» Exercise data
= = = = = = =

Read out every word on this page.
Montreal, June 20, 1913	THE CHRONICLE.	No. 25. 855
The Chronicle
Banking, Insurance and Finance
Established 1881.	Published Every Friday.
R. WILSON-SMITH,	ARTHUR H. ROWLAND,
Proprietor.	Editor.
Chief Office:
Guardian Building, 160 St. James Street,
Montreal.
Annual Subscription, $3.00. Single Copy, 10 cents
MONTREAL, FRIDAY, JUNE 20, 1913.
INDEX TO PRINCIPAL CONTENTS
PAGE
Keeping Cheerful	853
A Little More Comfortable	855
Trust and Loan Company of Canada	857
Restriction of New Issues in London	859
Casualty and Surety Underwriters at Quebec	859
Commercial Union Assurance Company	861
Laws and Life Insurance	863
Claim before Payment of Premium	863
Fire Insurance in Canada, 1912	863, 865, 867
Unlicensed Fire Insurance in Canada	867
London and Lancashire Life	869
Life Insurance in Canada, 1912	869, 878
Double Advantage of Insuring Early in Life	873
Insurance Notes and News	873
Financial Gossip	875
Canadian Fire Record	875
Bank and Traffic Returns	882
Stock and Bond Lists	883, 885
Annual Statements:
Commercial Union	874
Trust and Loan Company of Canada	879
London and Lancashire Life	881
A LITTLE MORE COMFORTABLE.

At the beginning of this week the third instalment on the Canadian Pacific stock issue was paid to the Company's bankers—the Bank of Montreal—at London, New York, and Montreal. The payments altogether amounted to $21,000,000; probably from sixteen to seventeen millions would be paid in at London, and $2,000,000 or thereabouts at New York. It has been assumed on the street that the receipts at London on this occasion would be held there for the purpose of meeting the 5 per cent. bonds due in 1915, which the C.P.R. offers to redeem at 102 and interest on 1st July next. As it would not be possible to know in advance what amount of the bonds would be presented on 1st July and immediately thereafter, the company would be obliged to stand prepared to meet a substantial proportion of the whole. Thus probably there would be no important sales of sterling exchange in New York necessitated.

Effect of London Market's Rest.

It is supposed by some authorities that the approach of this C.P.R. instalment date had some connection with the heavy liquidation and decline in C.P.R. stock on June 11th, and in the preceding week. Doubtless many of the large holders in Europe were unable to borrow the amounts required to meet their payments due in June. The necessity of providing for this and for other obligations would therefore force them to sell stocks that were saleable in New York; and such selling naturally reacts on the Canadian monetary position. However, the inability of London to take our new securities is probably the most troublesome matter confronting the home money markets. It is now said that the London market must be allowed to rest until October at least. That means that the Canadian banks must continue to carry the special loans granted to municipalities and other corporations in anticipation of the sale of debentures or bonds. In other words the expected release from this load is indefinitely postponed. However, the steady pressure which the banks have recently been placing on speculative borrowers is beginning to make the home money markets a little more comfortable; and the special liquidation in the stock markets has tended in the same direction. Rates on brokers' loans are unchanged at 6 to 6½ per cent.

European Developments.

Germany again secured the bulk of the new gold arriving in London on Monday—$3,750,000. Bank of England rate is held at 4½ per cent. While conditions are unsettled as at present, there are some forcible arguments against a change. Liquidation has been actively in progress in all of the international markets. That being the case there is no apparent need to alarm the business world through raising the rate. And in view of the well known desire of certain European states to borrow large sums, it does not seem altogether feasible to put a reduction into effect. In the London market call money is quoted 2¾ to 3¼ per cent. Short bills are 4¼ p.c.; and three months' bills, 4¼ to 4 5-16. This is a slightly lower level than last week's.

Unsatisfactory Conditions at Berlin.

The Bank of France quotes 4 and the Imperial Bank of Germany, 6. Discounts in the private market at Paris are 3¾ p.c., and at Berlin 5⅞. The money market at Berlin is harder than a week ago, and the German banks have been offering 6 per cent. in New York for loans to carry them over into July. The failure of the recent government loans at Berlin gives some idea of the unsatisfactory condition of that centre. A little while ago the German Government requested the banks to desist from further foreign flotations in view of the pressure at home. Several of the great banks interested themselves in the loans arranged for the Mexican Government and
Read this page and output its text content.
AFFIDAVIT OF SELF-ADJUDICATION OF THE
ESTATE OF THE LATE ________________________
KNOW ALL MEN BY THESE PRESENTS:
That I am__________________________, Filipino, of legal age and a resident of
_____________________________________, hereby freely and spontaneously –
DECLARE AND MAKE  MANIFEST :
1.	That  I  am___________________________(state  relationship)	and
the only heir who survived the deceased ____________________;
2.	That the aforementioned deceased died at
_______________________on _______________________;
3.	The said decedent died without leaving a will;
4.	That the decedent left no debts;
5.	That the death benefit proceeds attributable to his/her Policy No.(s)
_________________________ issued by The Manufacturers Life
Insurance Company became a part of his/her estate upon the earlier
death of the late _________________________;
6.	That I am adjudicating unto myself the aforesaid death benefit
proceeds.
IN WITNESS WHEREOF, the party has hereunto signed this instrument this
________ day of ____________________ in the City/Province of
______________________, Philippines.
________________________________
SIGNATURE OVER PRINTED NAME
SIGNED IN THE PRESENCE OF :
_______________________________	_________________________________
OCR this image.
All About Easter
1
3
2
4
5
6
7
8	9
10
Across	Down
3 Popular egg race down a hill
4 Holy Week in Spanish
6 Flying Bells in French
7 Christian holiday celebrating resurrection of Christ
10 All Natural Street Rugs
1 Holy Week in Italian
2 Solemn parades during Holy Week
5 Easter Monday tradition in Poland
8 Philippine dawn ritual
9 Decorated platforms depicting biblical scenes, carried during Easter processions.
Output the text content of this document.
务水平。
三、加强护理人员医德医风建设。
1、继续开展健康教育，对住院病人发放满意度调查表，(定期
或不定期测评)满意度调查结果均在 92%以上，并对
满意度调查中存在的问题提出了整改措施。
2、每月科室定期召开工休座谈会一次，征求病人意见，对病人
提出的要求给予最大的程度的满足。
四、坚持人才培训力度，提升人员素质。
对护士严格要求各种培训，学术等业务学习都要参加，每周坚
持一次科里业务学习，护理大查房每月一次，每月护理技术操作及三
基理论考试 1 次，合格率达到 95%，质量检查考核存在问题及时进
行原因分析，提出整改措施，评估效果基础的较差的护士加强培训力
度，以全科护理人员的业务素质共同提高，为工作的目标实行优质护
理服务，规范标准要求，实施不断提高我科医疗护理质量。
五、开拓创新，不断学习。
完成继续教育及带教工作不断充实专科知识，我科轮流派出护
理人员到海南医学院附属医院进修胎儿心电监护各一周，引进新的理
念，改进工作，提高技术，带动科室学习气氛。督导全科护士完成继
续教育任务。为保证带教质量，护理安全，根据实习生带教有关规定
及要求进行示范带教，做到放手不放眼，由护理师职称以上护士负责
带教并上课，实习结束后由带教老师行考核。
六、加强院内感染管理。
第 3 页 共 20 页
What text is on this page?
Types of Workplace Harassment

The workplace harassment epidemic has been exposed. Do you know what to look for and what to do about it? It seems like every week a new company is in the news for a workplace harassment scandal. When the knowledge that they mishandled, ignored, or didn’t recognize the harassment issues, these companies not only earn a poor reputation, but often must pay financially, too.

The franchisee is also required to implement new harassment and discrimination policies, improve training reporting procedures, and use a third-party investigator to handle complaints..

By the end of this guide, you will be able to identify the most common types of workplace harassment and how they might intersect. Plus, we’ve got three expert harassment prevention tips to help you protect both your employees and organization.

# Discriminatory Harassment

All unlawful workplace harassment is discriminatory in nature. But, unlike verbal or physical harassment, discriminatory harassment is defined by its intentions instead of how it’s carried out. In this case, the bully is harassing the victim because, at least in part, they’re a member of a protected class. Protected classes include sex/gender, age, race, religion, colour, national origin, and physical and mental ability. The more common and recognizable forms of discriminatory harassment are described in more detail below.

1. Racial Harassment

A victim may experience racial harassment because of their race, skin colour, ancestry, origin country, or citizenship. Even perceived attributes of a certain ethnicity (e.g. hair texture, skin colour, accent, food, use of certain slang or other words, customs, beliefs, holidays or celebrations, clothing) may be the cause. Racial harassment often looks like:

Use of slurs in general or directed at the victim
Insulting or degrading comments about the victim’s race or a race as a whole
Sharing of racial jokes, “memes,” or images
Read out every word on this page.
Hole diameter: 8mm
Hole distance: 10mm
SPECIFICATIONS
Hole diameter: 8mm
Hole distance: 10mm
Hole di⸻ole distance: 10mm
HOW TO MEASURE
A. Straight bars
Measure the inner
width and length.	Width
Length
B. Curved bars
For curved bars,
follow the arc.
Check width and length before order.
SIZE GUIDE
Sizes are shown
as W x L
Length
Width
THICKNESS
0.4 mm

= = = = = = =

Copy out all lines from the material above that contain the string "Canada".

» Exercise answer
Trust and Loan Company of Canada	857
Fire Insurance in Canada, 1912	863, 865, 867
Unlicensed Fire Insurance in Canada	867
Life Insurance in Canada, 1912	869, 878
Trust and Loan Company of Canada	879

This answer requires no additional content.